> [Provided material]:
<<<<

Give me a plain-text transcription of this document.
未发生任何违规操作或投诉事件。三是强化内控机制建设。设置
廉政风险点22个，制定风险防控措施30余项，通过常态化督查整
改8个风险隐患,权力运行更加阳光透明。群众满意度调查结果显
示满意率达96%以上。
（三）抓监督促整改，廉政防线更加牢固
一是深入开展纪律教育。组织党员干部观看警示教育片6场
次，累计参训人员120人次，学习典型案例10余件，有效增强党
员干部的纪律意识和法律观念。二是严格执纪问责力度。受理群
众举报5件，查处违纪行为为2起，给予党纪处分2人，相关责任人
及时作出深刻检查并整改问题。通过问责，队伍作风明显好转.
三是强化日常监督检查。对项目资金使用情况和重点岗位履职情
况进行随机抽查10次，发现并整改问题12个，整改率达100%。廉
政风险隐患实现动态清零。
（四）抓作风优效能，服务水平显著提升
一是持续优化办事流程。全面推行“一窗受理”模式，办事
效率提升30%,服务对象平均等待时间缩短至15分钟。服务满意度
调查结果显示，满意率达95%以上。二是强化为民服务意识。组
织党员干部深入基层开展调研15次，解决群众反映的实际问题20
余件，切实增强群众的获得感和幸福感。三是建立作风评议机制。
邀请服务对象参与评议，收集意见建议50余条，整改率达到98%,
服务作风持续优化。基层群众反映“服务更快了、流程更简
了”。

>>>>

> [What needs to be done]: The records above must be repeated exactly, every one of them.

> [Response]:
Give me a plain-text transcription of this document.
未发生任何违规操作或投诉事件。三是强化内控机制建设。设置
廉政风险点22个，制定风险防控措施30余项，通过常态化督查整
改8个风险隐患,权力运行更加阳光透明。群众满意度调查结果显
示满意率达96%以上。
（三）抓监督促整改，廉政防线更加牢固
一是深入开展纪律教育。组织党员干部观看警示教育片6场
次，累计参训人员120人次，学习典型案例10余件，有效增强党
员干部的纪律意识和法律观念。二是严格执纪问责力度。受理群
众举报5件，查处违纪行为为2起，给予党纪处分2人，相关责任人
及时作出深刻检查并整改问题。通过问责，队伍作风明显好转.
三是强化日常监督检查。对项目资金使用情况和重点岗位履职情
况进行随机抽查10次，发现并整改问题12个，整改率达100%。廉
政风险隐患实现动态清零。
（四）抓作风优效能，服务水平显著提升
一是持续优化办事流程。全面推行“一窗受理”模式，办事
效率提升30%,服务对象平均等待时间缩短至15分钟。服务满意度
调查结果显示，满意率达95%以上。二是强化为民服务意识。组
织党员干部深入基层开展调研15次，解决群众反映的实际问题20
余件，切实增强群众的获得感和幸福感。三是建立作风评议机制。
邀请服务对象参与评议，收集意见建议50余条，整改率达到98%,
服务作风持续优化。基层群众反映“服务更快了、流程更简
了”。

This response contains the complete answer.